• [TEXT PASSAGE]
Begin

# Brody will be coming home soon



## Mouvelous (May 31, 2012)

after a very long wait (since he was 3 weeks old) for my new chi Brody will be coming home this weekend and i thought id share pictures of him. Im very anxious to bring him home.


----------



## KrystalLeigh (Aug 17, 2011)

So exciting! Can't wait to see what he looks like when he grows up.


----------



## Chihuahuasloveme (Jan 8, 2010)

Congrats Merle's are my fave


----------



## momofmany (Apr 23, 2012)

Merel's are my favorite too and Brody is absolutely the cutest little baby. How old is he?


----------



## hershey109 (Jan 11, 2011)

He's cute!! Love the color! Congratulations!!


----------



## pupluv168 (Mar 7, 2012)

He's precious!


----------



## LBChi (Mar 12, 2012)

I love his blue eyes! and that pic of them in the basket is just too cute! Oh man I want a little one so bad...


----------



## Huly (Mar 5, 2012)

Very Cute! Love the coloring!


----------



## Brodysmom (Jan 8, 2009)

I have a Brody too!!! Exciting times for you! Congrats, he is a cutie!


----------



## LittleGemma (Apr 1, 2012)

Oh my, he's gorgeous! Congratulations!


----------



## missydawn (May 29, 2012)

To cute!!!


----------



## Mouvelous (May 31, 2012)

he is 7 weeks in the picture i get him at 8 weeks. Thanks so much. I am sooo excited to get him. I have been looking for a chi like him for awhile that was in my area. I know everyone loves puppy pictures. I will be posting more pictures of him as he is growing.


----------



## Wodjeka (Mar 29, 2012)

beautifull color!


----------



## mooberry (Jan 31, 2011)

Merle Madness <3<3 Just like my Bijoux <3 I wish you years of happiness


----------



## elizabethsmum (Apr 16, 2012)

Very cute you little merle looks exactly like my little Phoenix!


----------



## carrieandcricket (Dec 6, 2011)

He is so so so cute! I want him too! He has pretty colors, and pretty eyes!


----------



## Mouvelous (May 31, 2012)

awww. merles are my favorite coloring. phenoix looks like a triple cholocate chip cookie lol


----------



## lulu'smom (Jan 4, 2012)

He is a handsome little fella! Can't wait for more pics.


----------



## fayzoe (Oct 22, 2011)

Awww what a cute boy you have. Hope you have lots of fun with him.


----------



## elizabethsmum (Apr 16, 2012)

End

• [SET OF TASKS]
(a) In the thread about Brody, swap "basket" for "crate" and give the passage between "## LBChi (Mar" and "(Mar 5, 2012)", inclusive.
(b) Translate this sentence from the thread about Brody into Spanish: "I will be posting more pictures of him as he is growing."
(c) Continue the thread about Brody from where it stops.

• [RECORDED DATA]
Begin

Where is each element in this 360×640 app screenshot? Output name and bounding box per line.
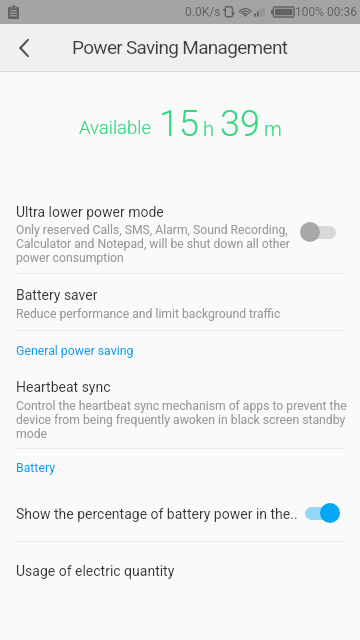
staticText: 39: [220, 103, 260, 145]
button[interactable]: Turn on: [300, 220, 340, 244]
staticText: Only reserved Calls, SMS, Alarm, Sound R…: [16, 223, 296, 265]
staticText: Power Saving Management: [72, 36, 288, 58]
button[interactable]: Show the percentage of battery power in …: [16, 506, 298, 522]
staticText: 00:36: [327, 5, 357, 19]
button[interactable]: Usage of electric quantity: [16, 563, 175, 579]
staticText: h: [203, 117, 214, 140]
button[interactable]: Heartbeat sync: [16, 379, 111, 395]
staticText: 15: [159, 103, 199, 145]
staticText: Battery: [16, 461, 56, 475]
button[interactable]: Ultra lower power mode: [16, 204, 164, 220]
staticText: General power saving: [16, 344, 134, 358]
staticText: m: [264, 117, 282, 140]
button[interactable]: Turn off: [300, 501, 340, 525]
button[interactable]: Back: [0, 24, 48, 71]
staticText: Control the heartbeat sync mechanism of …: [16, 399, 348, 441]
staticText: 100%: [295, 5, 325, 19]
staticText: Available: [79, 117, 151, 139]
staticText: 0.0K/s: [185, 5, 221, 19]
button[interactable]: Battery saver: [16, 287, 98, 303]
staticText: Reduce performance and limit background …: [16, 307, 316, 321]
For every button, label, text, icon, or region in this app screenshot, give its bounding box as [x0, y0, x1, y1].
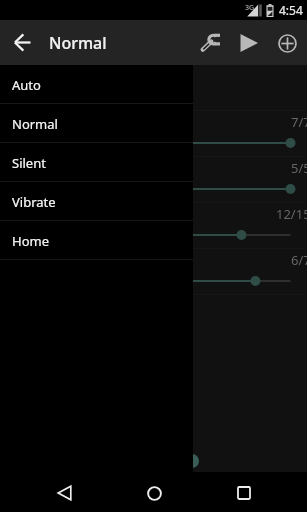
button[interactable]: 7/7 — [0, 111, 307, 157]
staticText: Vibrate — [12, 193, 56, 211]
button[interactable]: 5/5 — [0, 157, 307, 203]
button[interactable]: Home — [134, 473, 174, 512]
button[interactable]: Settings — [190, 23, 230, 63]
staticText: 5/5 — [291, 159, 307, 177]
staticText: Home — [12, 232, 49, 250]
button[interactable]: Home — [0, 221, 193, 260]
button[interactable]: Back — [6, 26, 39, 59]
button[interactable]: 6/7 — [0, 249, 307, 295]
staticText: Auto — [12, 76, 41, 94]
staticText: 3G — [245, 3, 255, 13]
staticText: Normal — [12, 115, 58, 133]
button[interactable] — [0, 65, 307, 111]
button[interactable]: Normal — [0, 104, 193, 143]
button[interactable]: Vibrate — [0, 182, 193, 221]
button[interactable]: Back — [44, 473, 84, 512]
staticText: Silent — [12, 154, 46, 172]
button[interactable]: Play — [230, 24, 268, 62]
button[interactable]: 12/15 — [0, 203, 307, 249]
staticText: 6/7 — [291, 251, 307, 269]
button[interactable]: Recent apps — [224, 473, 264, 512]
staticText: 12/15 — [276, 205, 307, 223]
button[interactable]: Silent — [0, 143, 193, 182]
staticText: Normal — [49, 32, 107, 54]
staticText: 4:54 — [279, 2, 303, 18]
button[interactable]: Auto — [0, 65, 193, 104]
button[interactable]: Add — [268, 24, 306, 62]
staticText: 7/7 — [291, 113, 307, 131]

End

• [RESPONSES]
(a)
## LBChi (Mar 12, 2012)

I love his blue eyes! and that pic of them in the crate is just too cute! Oh man I want a little one so bad...


----------



## Huly (Mar 5, 2012)

(b) Publicaré más fotos de él a medida que vaya creciendo.

(c)
Thank you x He is a little peanut!


----------



## Jennmay (Dec 31, 2011)

Adorable basket pic is just to cute!


----------



## briarrose (Jun 1, 2012)

He is adorable. I love his coloring.


----------



## Mouvelous (May 31, 2012)

I went and picked up Brody today. I can't believe how adorable and tiny he is. Chloe is trying soo hard to get him to play but he isnt having it, he wants to sleep. I cant wait to see wait to see what he looks like grown.:love5::love5::love5:


----------



## carrieandcricket (Dec 6, 2011)

You are so lucky! He is so little so you get to see everything with him! How wonderful for you and your family. I'm very happy for y'all!


----------



## Chi Nation (Mar 7, 2012)

Handsome little boy! I really like merles too.


----------



## pigeonsheep (Nov 8, 2008)

oh my! i love his coloring  cant wait to see more pics!


----------



## vera94 (Jun 18, 2012)

thats soo exciting. congrads. i am going to be getting a little boy chi to. he is 3weeks now and will be coming home at the end of next month and i just cant wait


----------



## missydawn (May 29, 2012)

very cute ! Excited for you!


----------



## LostLakeLua (Sep 6, 2009)

I'm a huge merle fan too; congratulations!! You must be so psyched; I know I would be. Can't wait to watch Brody grow up!!


----------



## Finn (Sep 14, 2010)

A very cute little muffin!


----------



## Wuviegrl (Jun 6, 2012)

He's soooo adorable. Love his color!


----------



## elaina (Jul 1, 2008)

aww, i love his coloring too!!!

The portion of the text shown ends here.